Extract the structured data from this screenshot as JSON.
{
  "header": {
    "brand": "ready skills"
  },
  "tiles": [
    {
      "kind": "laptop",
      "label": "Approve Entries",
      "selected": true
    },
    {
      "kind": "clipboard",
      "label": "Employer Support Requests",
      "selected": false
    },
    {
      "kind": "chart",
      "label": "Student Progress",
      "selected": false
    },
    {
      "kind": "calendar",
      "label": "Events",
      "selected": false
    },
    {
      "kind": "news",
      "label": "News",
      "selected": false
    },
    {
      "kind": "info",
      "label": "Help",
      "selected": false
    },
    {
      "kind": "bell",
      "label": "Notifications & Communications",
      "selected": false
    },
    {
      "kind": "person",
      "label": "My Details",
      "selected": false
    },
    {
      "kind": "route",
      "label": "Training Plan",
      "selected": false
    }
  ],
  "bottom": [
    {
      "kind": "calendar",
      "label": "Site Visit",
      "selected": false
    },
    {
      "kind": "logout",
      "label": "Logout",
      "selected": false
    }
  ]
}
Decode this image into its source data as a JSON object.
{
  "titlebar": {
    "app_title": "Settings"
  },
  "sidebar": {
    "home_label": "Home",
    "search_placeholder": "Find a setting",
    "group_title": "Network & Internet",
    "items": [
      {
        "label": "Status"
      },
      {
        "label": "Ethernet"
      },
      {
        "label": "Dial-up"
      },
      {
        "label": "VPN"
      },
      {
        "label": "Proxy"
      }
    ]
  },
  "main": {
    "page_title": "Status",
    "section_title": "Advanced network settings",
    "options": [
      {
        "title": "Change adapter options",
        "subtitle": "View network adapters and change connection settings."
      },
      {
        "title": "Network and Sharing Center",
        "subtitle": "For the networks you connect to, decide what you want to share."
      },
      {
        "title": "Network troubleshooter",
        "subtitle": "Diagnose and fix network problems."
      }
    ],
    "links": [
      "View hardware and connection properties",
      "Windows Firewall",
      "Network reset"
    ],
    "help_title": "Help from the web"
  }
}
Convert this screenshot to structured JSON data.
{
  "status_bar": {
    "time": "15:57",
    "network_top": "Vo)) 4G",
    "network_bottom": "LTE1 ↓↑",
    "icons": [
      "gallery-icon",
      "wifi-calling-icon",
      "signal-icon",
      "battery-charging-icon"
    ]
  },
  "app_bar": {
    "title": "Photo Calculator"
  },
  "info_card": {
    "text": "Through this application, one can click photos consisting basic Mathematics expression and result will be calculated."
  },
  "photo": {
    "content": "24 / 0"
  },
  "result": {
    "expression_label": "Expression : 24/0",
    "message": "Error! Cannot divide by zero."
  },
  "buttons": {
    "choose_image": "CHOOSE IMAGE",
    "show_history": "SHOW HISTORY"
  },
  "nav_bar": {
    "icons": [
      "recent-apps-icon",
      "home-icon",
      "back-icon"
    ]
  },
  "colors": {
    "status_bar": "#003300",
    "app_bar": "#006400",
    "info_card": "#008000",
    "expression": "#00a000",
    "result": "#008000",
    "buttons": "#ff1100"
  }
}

WRITTEN TASK
All of the material above needs to be copied exactly.

SOLUTION TO THE PROBLEM
Extract the structured data from this screenshot as JSON.
{
  "header": {
    "brand": "ready skills"
  },
  "tiles": [
    {
      "kind": "laptop",
      "label": "Approve Entries",
      "selected": true
    },
    {
      "kind": "clipboard",
      "label": "Employer Support Requests",
      "selected": false
    },
    {
      "kind": "chart",
      "label": "Student Progress",
      "selected": false
    },
    {
      "kind": "calendar",
      "label": "Events",
      "selected": false
    },
    {
      "kind": "news",
      "label": "News",
      "selected": false
    },
    {
      "kind": "info",
      "label": "Help",
      "selected": false
    },
    {
      "kind": "bell",
      "label": "Notifications & Communications",
      "selected": false
    },
    {
      "kind": "person",
      "label": "My Details",
      "selected": false
    },
    {
      "kind": "route",
      "label": "Training Plan",
      "selected": false
    }
  ],
  "bottom": [
    {
      "kind": "calendar",
      "label": "Site Visit",
      "selected": false
    },
    {
      "kind": "logout",
      "label": "Logout",
      "selected": false
    }
  ]
}
Decode this image into its source data as a JSON object.
{
  "titlebar": {
    "app_title": "Settings"
  },
  "sidebar": {
    "home_label": "Home",
    "search_placeholder": "Find a setting",
    "group_title": "Network & Internet",
    "items": [
      {
        "label": "Status"
      },
      {
        "label": "Ethernet"
      },
      {
        "label": "Dial-up"
      },
      {
        "label": "VPN"
      },
      {
        "label": "Proxy"
      }
    ]
  },
  "main": {
    "page_title": "Status",
    "section_title": "Advanced network settings",
    "options": [
      {
        "title": "Change adapter options",
        "subtitle": "View network adapters and change connection settings."
      },
      {
        "title": "Network and Sharing Center",
        "subtitle": "For the networks you connect to, decide what you want to share."
      },
      {
        "title": "Network troubleshooter",
        "subtitle": "Diagnose and fix network problems."
      }
    ],
    "links": [
      "View hardware and connection properties",
      "Windows Firewall",
      "Network reset"
    ],
    "help_title": "Help from the web"
  }
}
Convert this screenshot to structured JSON data.
{
  "status_bar": {
    "time": "15:57",
    "network_top": "Vo)) 4G",
    "network_bottom": "LTE1 ↓↑",
    "icons": [
      "gallery-icon",
      "wifi-calling-icon",
      "signal-icon",
      "battery-charging-icon"
    ]
  },
  "app_bar": {
    "title": "Photo Calculator"
  },
  "info_card": {
    "text": "Through this application, one can click photos consisting basic Mathematics expression and result will be calculated."
  },
  "photo": {
    "content": "24 / 0"
  },
  "result": {
    "expression_label": "Expression : 24/0",
    "message": "Error! Cannot divide by zero."
  },
  "buttons": {
    "choose_image": "CHOOSE IMAGE",
    "show_history": "SHOW HISTORY"
  },
  "nav_bar": {
    "icons": [
      "recent-apps-icon",
      "home-icon",
      "back-icon"
    ]
  },
  "colors": {
    "status_bar": "#003300",
    "app_bar": "#006400",
    "info_card": "#008000",
    "expression": "#00a000",
    "result": "#008000",
    "buttons": "#ff1100"
  }
}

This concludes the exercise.